== Records shown ==
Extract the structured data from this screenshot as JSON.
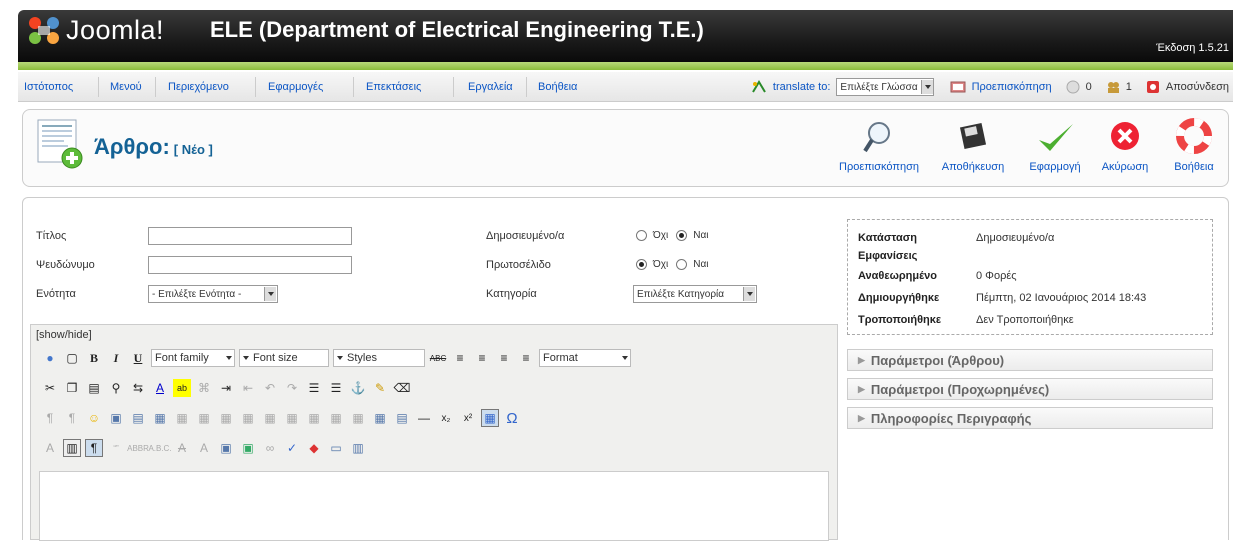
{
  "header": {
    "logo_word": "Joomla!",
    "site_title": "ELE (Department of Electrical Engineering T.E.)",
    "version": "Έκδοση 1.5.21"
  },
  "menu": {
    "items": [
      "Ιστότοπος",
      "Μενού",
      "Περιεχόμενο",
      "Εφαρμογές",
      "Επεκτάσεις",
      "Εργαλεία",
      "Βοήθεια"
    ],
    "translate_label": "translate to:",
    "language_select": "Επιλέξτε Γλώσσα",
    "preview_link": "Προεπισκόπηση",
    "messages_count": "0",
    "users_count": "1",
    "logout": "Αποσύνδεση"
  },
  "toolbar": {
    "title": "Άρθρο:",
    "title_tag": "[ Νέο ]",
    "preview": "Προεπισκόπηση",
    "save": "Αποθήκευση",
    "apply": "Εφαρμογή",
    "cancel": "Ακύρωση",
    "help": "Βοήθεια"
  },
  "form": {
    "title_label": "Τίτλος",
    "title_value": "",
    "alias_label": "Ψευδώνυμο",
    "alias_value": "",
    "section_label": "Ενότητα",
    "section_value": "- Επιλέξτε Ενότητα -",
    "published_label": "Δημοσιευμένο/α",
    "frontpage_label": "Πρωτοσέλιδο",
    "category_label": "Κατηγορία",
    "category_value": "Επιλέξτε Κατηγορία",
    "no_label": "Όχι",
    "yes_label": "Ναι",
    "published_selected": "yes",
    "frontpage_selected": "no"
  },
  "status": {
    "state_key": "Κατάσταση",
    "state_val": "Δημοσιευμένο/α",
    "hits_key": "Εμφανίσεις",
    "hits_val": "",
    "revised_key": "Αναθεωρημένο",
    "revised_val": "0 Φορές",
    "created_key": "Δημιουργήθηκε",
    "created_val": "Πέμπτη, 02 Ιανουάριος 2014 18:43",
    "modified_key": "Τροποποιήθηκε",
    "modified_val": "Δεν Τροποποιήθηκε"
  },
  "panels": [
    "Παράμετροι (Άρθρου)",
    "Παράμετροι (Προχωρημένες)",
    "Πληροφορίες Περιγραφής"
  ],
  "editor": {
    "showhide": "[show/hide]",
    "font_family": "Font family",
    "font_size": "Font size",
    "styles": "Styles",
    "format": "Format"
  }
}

== Description of the task ==
Gather every line from the entries above where the word "Επιλέξτε" appears, and copy them.

== Answer for this exercise ==
    "language_select": "Επιλέξτε Γλώσσα",
    "section_value": "- Επιλέξτε Ενότητα -",
    "category_value": "Επιλέξτε Κατηγορία",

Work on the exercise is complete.